Dataset excerpt
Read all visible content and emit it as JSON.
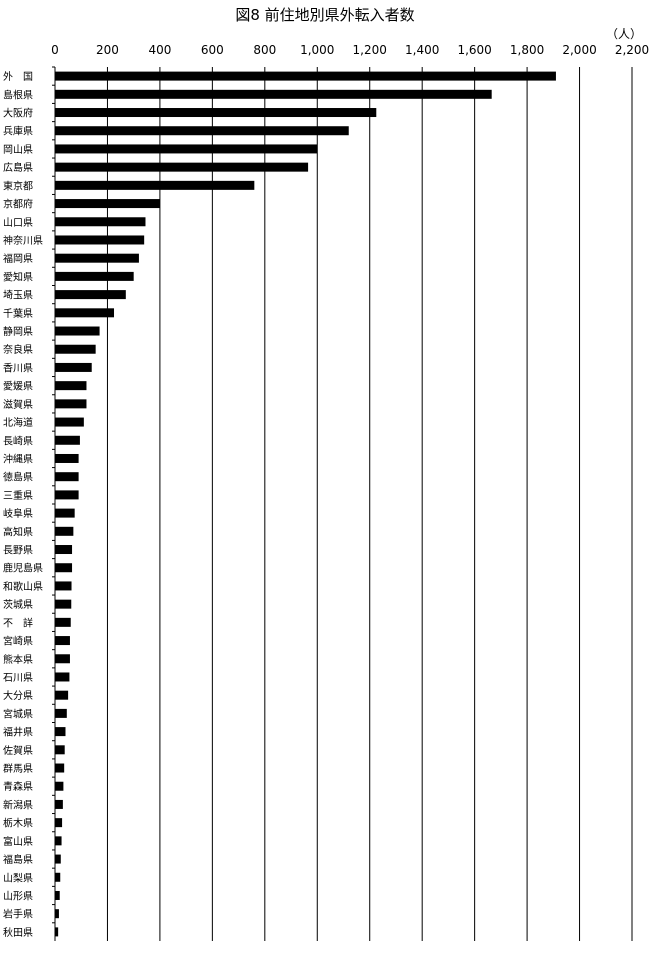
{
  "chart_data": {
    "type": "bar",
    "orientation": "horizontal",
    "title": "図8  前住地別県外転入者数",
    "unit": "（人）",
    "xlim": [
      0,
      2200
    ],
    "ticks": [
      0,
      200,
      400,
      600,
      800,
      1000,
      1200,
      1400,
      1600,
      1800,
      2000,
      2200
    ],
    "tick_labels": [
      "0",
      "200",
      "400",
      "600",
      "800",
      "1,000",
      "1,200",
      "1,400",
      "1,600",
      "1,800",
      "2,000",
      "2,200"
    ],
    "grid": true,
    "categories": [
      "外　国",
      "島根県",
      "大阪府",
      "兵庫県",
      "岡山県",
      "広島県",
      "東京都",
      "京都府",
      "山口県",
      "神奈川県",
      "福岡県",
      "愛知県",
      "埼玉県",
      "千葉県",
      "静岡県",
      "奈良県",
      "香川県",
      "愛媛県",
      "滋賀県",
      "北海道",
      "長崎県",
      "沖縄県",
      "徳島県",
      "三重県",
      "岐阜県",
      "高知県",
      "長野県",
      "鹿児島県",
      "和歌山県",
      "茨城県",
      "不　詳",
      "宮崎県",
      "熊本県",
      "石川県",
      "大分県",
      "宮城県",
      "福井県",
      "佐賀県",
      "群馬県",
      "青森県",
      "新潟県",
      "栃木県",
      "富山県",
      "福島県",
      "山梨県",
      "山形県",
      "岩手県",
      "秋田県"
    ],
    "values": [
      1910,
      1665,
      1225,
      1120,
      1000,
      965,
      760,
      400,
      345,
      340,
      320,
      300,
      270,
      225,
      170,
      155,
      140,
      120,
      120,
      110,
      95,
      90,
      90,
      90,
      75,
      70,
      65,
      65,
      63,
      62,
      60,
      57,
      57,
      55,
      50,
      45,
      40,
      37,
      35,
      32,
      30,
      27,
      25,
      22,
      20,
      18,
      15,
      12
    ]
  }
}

◆ **EXERCISE BRIEF**
Reproduce the material above in full, exactly, with no images.

◆ **RESPONSE TO THE TASK**
Read all visible content and emit it as JSON.
{
  "chart_data": {
    "type": "bar",
    "orientation": "horizontal",
    "title": "図8  前住地別県外転入者数",
    "unit": "（人）",
    "xlim": [
      0,
      2200
    ],
    "ticks": [
      0,
      200,
      400,
      600,
      800,
      1000,
      1200,
      1400,
      1600,
      1800,
      2000,
      2200
    ],
    "tick_labels": [
      "0",
      "200",
      "400",
      "600",
      "800",
      "1,000",
      "1,200",
      "1,400",
      "1,600",
      "1,800",
      "2,000",
      "2,200"
    ],
    "grid": true,
    "categories": [
      "外　国",
      "島根県",
      "大阪府",
      "兵庫県",
      "岡山県",
      "広島県",
      "東京都",
      "京都府",
      "山口県",
      "神奈川県",
      "福岡県",
      "愛知県",
      "埼玉県",
      "千葉県",
      "静岡県",
      "奈良県",
      "香川県",
      "愛媛県",
      "滋賀県",
      "北海道",
      "長崎県",
      "沖縄県",
      "徳島県",
      "三重県",
      "岐阜県",
      "高知県",
      "長野県",
      "鹿児島県",
      "和歌山県",
      "茨城県",
      "不　詳",
      "宮崎県",
      "熊本県",
      "石川県",
      "大分県",
      "宮城県",
      "福井県",
      "佐賀県",
      "群馬県",
      "青森県",
      "新潟県",
      "栃木県",
      "富山県",
      "福島県",
      "山梨県",
      "山形県",
      "岩手県",
      "秋田県"
    ],
    "values": [
      1910,
      1665,
      1225,
      1120,
      1000,
      965,
      760,
      400,
      345,
      340,
      320,
      300,
      270,
      225,
      170,
      155,
      140,
      120,
      120,
      110,
      95,
      90,
      90,
      90,
      75,
      70,
      65,
      65,
      63,
      62,
      60,
      57,
      57,
      55,
      50,
      45,
      40,
      37,
      35,
      32,
      30,
      27,
      25,
      22,
      20,
      18,
      15,
      12
    ]
  }
}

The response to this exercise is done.